◆ STATED EXERCISE: Write the listing below out again exactly, dropping the images.

◆ RECORDS SUPPLIED:
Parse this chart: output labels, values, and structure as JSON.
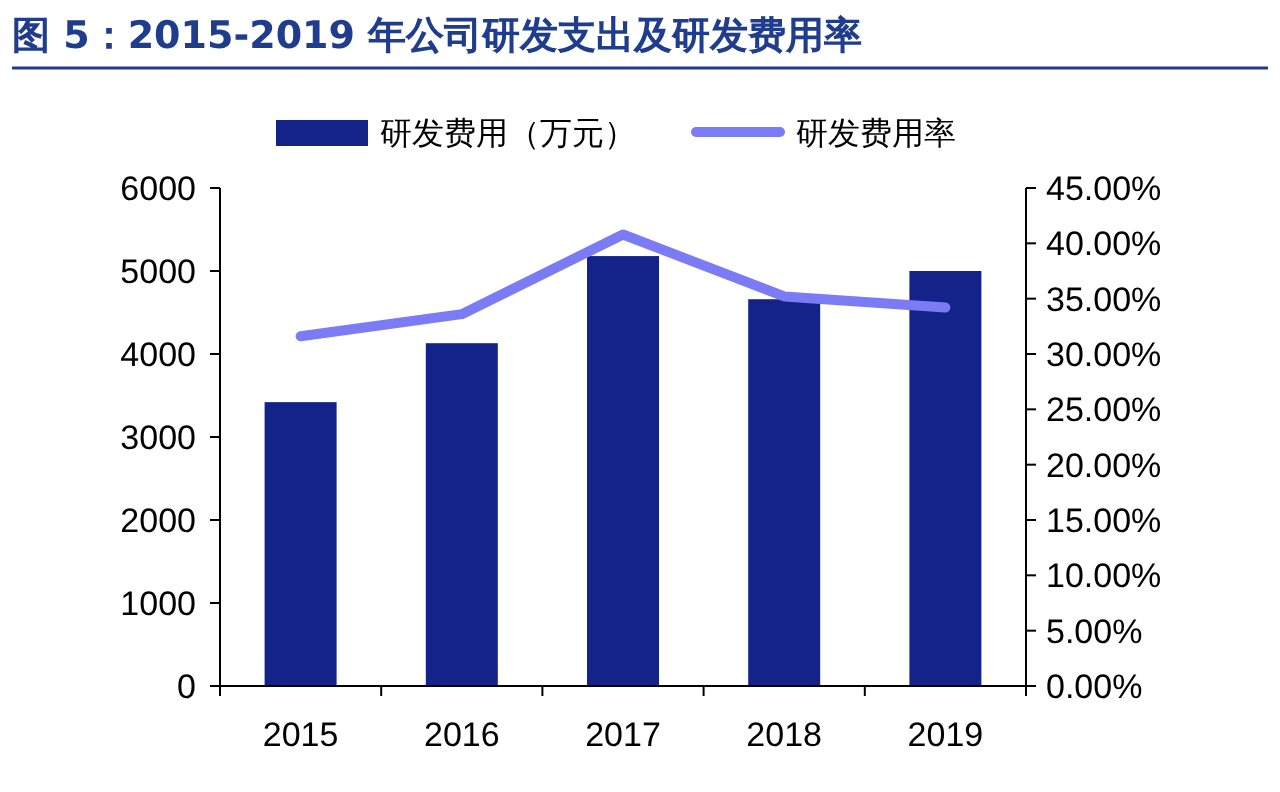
{
  "chart_data": {
    "type": "bar",
    "title": "图 5：2015-2019 年公司研发支出及研发费用率",
    "categories": [
      "2015",
      "2016",
      "2017",
      "2018",
      "2019"
    ],
    "series": [
      {
        "name": "研发费用（万元）",
        "color": "#14238a",
        "values": [
          3420,
          4130,
          5180,
          4660,
          5000
        ]
      },
      {
        "name": "研发费用率",
        "type": "line",
        "axis": "y2",
        "color": "#7b7bf5",
        "values": [
          31.6,
          33.6,
          40.8,
          35.2,
          34.2
        ]
      }
    ],
    "ylim": [
      0,
      6000
    ],
    "yticks": [
      0,
      1000,
      2000,
      3000,
      4000,
      5000,
      6000
    ],
    "y2lim": [
      0,
      45
    ],
    "y2ticks": [
      {
        "value": 0,
        "label": "0.00%"
      },
      {
        "value": 5,
        "label": "5.00%"
      },
      {
        "value": 10,
        "label": "10.00%"
      },
      {
        "value": 15,
        "label": "15.00%"
      },
      {
        "value": 20,
        "label": "20.00%"
      },
      {
        "value": 25,
        "label": "25.00%"
      },
      {
        "value": 30,
        "label": "30.00%"
      },
      {
        "value": 35,
        "label": "35.00%"
      },
      {
        "value": 40,
        "label": "40.00%"
      },
      {
        "value": 45,
        "label": "45.00%"
      }
    ],
    "legend": "top",
    "grid": false
  }
}
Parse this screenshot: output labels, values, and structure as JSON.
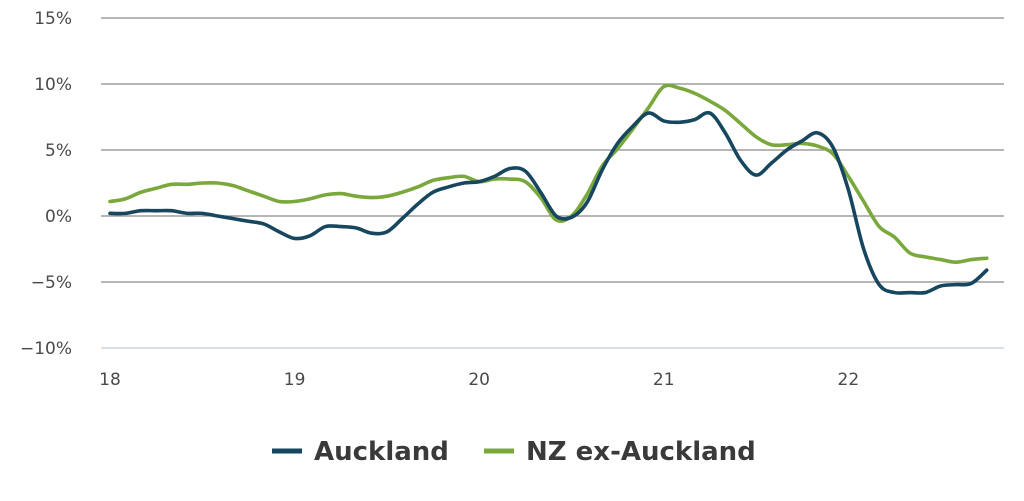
{
  "chart_data": {
    "type": "line",
    "title": "",
    "xlabel": "",
    "ylabel": "",
    "xlim": [
      18,
      22.8
    ],
    "ylim": [
      -10,
      15
    ],
    "grid": true,
    "legend_position": "bottom-center",
    "x_ticks": [
      {
        "value": 18,
        "label": "18"
      },
      {
        "value": 19,
        "label": "19"
      },
      {
        "value": 20,
        "label": "20"
      },
      {
        "value": 21,
        "label": "21"
      },
      {
        "value": 22,
        "label": "22"
      }
    ],
    "y_ticks": [
      {
        "value": 15,
        "label": "15%"
      },
      {
        "value": 10,
        "label": "10%"
      },
      {
        "value": 5,
        "label": "5%"
      },
      {
        "value": 0,
        "label": "0%"
      },
      {
        "value": -5,
        "label": "−5%"
      },
      {
        "value": -10,
        "label": "−10%"
      }
    ],
    "series": [
      {
        "name": "Auckland",
        "color": "#17465f",
        "points": [
          [
            18.0,
            0.2
          ],
          [
            18.083,
            0.2
          ],
          [
            18.167,
            0.4
          ],
          [
            18.25,
            0.4
          ],
          [
            18.333,
            0.4
          ],
          [
            18.417,
            0.2
          ],
          [
            18.5,
            0.2
          ],
          [
            18.583,
            0.0
          ],
          [
            18.667,
            -0.2
          ],
          [
            18.75,
            -0.4
          ],
          [
            18.833,
            -0.6
          ],
          [
            18.917,
            -1.2
          ],
          [
            19.0,
            -1.7
          ],
          [
            19.083,
            -1.5
          ],
          [
            19.167,
            -0.8
          ],
          [
            19.25,
            -0.8
          ],
          [
            19.333,
            -0.9
          ],
          [
            19.417,
            -1.3
          ],
          [
            19.5,
            -1.2
          ],
          [
            19.583,
            -0.2
          ],
          [
            19.667,
            0.9
          ],
          [
            19.75,
            1.8
          ],
          [
            19.833,
            2.2
          ],
          [
            19.917,
            2.5
          ],
          [
            20.0,
            2.6
          ],
          [
            20.083,
            3.0
          ],
          [
            20.167,
            3.6
          ],
          [
            20.25,
            3.4
          ],
          [
            20.333,
            1.8
          ],
          [
            20.417,
            0.0
          ],
          [
            20.5,
            -0.1
          ],
          [
            20.583,
            1.0
          ],
          [
            20.667,
            3.5
          ],
          [
            20.75,
            5.5
          ],
          [
            20.833,
            6.8
          ],
          [
            20.917,
            7.8
          ],
          [
            21.0,
            7.2
          ],
          [
            21.083,
            7.1
          ],
          [
            21.167,
            7.3
          ],
          [
            21.25,
            7.8
          ],
          [
            21.333,
            6.3
          ],
          [
            21.417,
            4.2
          ],
          [
            21.5,
            3.1
          ],
          [
            21.583,
            4.0
          ],
          [
            21.667,
            5.0
          ],
          [
            21.75,
            5.7
          ],
          [
            21.833,
            6.3
          ],
          [
            21.917,
            5.2
          ],
          [
            22.0,
            2.0
          ],
          [
            22.083,
            -2.5
          ],
          [
            22.167,
            -5.2
          ],
          [
            22.25,
            -5.8
          ],
          [
            22.333,
            -5.8
          ],
          [
            22.417,
            -5.8
          ],
          [
            22.5,
            -5.3
          ],
          [
            22.583,
            -5.2
          ],
          [
            22.667,
            -5.1
          ],
          [
            22.75,
            -4.1
          ]
        ]
      },
      {
        "name": "NZ ex-Auckland",
        "color": "#7aa83c",
        "points": [
          [
            18.0,
            1.1
          ],
          [
            18.083,
            1.3
          ],
          [
            18.167,
            1.8
          ],
          [
            18.25,
            2.1
          ],
          [
            18.333,
            2.4
          ],
          [
            18.417,
            2.4
          ],
          [
            18.5,
            2.5
          ],
          [
            18.583,
            2.5
          ],
          [
            18.667,
            2.3
          ],
          [
            18.75,
            1.9
          ],
          [
            18.833,
            1.5
          ],
          [
            18.917,
            1.1
          ],
          [
            19.0,
            1.1
          ],
          [
            19.083,
            1.3
          ],
          [
            19.167,
            1.6
          ],
          [
            19.25,
            1.7
          ],
          [
            19.333,
            1.5
          ],
          [
            19.417,
            1.4
          ],
          [
            19.5,
            1.5
          ],
          [
            19.583,
            1.8
          ],
          [
            19.667,
            2.2
          ],
          [
            19.75,
            2.7
          ],
          [
            19.833,
            2.9
          ],
          [
            19.917,
            3.0
          ],
          [
            20.0,
            2.6
          ],
          [
            20.083,
            2.8
          ],
          [
            20.167,
            2.8
          ],
          [
            20.25,
            2.6
          ],
          [
            20.333,
            1.4
          ],
          [
            20.417,
            -0.3
          ],
          [
            20.5,
            0.0
          ],
          [
            20.583,
            1.6
          ],
          [
            20.667,
            3.8
          ],
          [
            20.75,
            5.1
          ],
          [
            20.833,
            6.6
          ],
          [
            20.917,
            8.2
          ],
          [
            21.0,
            9.8
          ],
          [
            21.083,
            9.7
          ],
          [
            21.167,
            9.3
          ],
          [
            21.25,
            8.7
          ],
          [
            21.333,
            8.0
          ],
          [
            21.417,
            7.0
          ],
          [
            21.5,
            6.0
          ],
          [
            21.583,
            5.4
          ],
          [
            21.667,
            5.4
          ],
          [
            21.75,
            5.5
          ],
          [
            21.833,
            5.3
          ],
          [
            21.917,
            4.7
          ],
          [
            22.0,
            3.0
          ],
          [
            22.083,
            1.1
          ],
          [
            22.167,
            -0.8
          ],
          [
            22.25,
            -1.6
          ],
          [
            22.333,
            -2.8
          ],
          [
            22.417,
            -3.1
          ],
          [
            22.5,
            -3.3
          ],
          [
            22.583,
            -3.5
          ],
          [
            22.667,
            -3.3
          ],
          [
            22.75,
            -3.2
          ]
        ]
      }
    ]
  }
}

◆ WRITTEN RESPONSE:
Parse this chart: output labels, values, and structure as JSON.
{
  "chart_data": {
    "type": "bar",
    "title": "图 5：2015-2019 年公司研发支出及研发费用率",
    "categories": [
      "2015",
      "2016",
      "2017",
      "2018",
      "2019"
    ],
    "series": [
      {
        "name": "研发费用（万元）",
        "color": "#14238a",
        "values": [
          3420,
          4130,
          5180,
          4660,
          5000
        ]
      },
      {
        "name": "研发费用率",
        "type": "line",
        "axis": "y2",
        "color": "#7b7bf5",
        "values": [
          31.6,
          33.6,
          40.8,
          35.2,
          34.2
        ]
      }
    ],
    "ylim": [
      0,
      6000
    ],
    "yticks": [
      0,
      1000,
      2000,
      3000,
      4000,
      5000,
      6000
    ],
    "y2lim": [
      0,
      45
    ],
    "y2ticks": [
      {
        "value": 0,
        "label": "0.00%"
      },
      {
        "value": 5,
        "label": "5.00%"
      },
      {
        "value": 10,
        "label": "10.00%"
      },
      {
        "value": 15,
        "label": "15.00%"
      },
      {
        "value": 20,
        "label": "20.00%"
      },
      {
        "value": 25,
        "label": "25.00%"
      },
      {
        "value": 30,
        "label": "30.00%"
      },
      {
        "value": 35,
        "label": "35.00%"
      },
      {
        "value": 40,
        "label": "40.00%"
      },
      {
        "value": 45,
        "label": "45.00%"
      }
    ],
    "legend": "top",
    "grid": false
  }
}
Parse this screenshot: output labels, values, and structure as JSON.
{
  "chart_data": {
    "type": "line",
    "title": "",
    "xlabel": "",
    "ylabel": "",
    "xlim": [
      18,
      22.8
    ],
    "ylim": [
      -10,
      15
    ],
    "grid": true,
    "legend_position": "bottom-center",
    "x_ticks": [
      {
        "value": 18,
        "label": "18"
      },
      {
        "value": 19,
        "label": "19"
      },
      {
        "value": 20,
        "label": "20"
      },
      {
        "value": 21,
        "label": "21"
      },
      {
        "value": 22,
        "label": "22"
      }
    ],
    "y_ticks": [
      {
        "value": 15,
        "label": "15%"
      },
      {
        "value": 10,
        "label": "10%"
      },
      {
        "value": 5,
        "label": "5%"
      },
      {
        "value": 0,
        "label": "0%"
      },
      {
        "value": -5,
        "label": "−5%"
      },
      {
        "value": -10,
        "label": "−10%"
      }
    ],
    "series": [
      {
        "name": "Auckland",
        "color": "#17465f",
        "points": [
          [
            18.0,
            0.2
          ],
          [
            18.083,
            0.2
          ],
          [
            18.167,
            0.4
          ],
          [
            18.25,
            0.4
          ],
          [
            18.333,
            0.4
          ],
          [
            18.417,
            0.2
          ],
          [
            18.5,
            0.2
          ],
          [
            18.583,
            0.0
          ],
          [
            18.667,
            -0.2
          ],
          [
            18.75,
            -0.4
          ],
          [
            18.833,
            -0.6
          ],
          [
            18.917,
            -1.2
          ],
          [
            19.0,
            -1.7
          ],
          [
            19.083,
            -1.5
          ],
          [
            19.167,
            -0.8
          ],
          [
            19.25,
            -0.8
          ],
          [
            19.333,
            -0.9
          ],
          [
            19.417,
            -1.3
          ],
          [
            19.5,
            -1.2
          ],
          [
            19.583,
            -0.2
          ],
          [
            19.667,
            0.9
          ],
          [
            19.75,
            1.8
          ],
          [
            19.833,
            2.2
          ],
          [
            19.917,
            2.5
          ],
          [
            20.0,
            2.6
          ],
          [
            20.083,
            3.0
          ],
          [
            20.167,
            3.6
          ],
          [
            20.25,
            3.4
          ],
          [
            20.333,
            1.8
          ],
          [
            20.417,
            0.0
          ],
          [
            20.5,
            -0.1
          ],
          [
            20.583,
            1.0
          ],
          [
            20.667,
            3.5
          ],
          [
            20.75,
            5.5
          ],
          [
            20.833,
            6.8
          ],
          [
            20.917,
            7.8
          ],
          [
            21.0,
            7.2
          ],
          [
            21.083,
            7.1
          ],
          [
            21.167,
            7.3
          ],
          [
            21.25,
            7.8
          ],
          [
            21.333,
            6.3
          ],
          [
            21.417,
            4.2
          ],
          [
            21.5,
            3.1
          ],
          [
            21.583,
            4.0
          ],
          [
            21.667,
            5.0
          ],
          [
            21.75,
            5.7
          ],
          [
            21.833,
            6.3
          ],
          [
            21.917,
            5.2
          ],
          [
            22.0,
            2.0
          ],
          [
            22.083,
            -2.5
          ],
          [
            22.167,
            -5.2
          ],
          [
            22.25,
            -5.8
          ],
          [
            22.333,
            -5.8
          ],
          [
            22.417,
            -5.8
          ],
          [
            22.5,
            -5.3
          ],
          [
            22.583,
            -5.2
          ],
          [
            22.667,
            -5.1
          ],
          [
            22.75,
            -4.1
          ]
        ]
      },
      {
        "name": "NZ ex-Auckland",
        "color": "#7aa83c",
        "points": [
          [
            18.0,
            1.1
          ],
          [
            18.083,
            1.3
          ],
          [
            18.167,
            1.8
          ],
          [
            18.25,
            2.1
          ],
          [
            18.333,
            2.4
          ],
          [
            18.417,
            2.4
          ],
          [
            18.5,
            2.5
          ],
          [
            18.583,
            2.5
          ],
          [
            18.667,
            2.3
          ],
          [
            18.75,
            1.9
          ],
          [
            18.833,
            1.5
          ],
          [
            18.917,
            1.1
          ],
          [
            19.0,
            1.1
          ],
          [
            19.083,
            1.3
          ],
          [
            19.167,
            1.6
          ],
          [
            19.25,
            1.7
          ],
          [
            19.333,
            1.5
          ],
          [
            19.417,
            1.4
          ],
          [
            19.5,
            1.5
          ],
          [
            19.583,
            1.8
          ],
          [
            19.667,
            2.2
          ],
          [
            19.75,
            2.7
          ],
          [
            19.833,
            2.9
          ],
          [
            19.917,
            3.0
          ],
          [
            20.0,
            2.6
          ],
          [
            20.083,
            2.8
          ],
          [
            20.167,
            2.8
          ],
          [
            20.25,
            2.6
          ],
          [
            20.333,
            1.4
          ],
          [
            20.417,
            -0.3
          ],
          [
            20.5,
            0.0
          ],
          [
            20.583,
            1.6
          ],
          [
            20.667,
            3.8
          ],
          [
            20.75,
            5.1
          ],
          [
            20.833,
            6.6
          ],
          [
            20.917,
            8.2
          ],
          [
            21.0,
            9.8
          ],
          [
            21.083,
            9.7
          ],
          [
            21.167,
            9.3
          ],
          [
            21.25,
            8.7
          ],
          [
            21.333,
            8.0
          ],
          [
            21.417,
            7.0
          ],
          [
            21.5,
            6.0
          ],
          [
            21.583,
            5.4
          ],
          [
            21.667,
            5.4
          ],
          [
            21.75,
            5.5
          ],
          [
            21.833,
            5.3
          ],
          [
            21.917,
            4.7
          ],
          [
            22.0,
            3.0
          ],
          [
            22.083,
            1.1
          ],
          [
            22.167,
            -0.8
          ],
          [
            22.25,
            -1.6
          ],
          [
            22.333,
            -2.8
          ],
          [
            22.417,
            -3.1
          ],
          [
            22.5,
            -3.3
          ],
          [
            22.583,
            -3.5
          ],
          [
            22.667,
            -3.3
          ],
          [
            22.75,
            -3.2
          ]
        ]
      }
    ]
  }
}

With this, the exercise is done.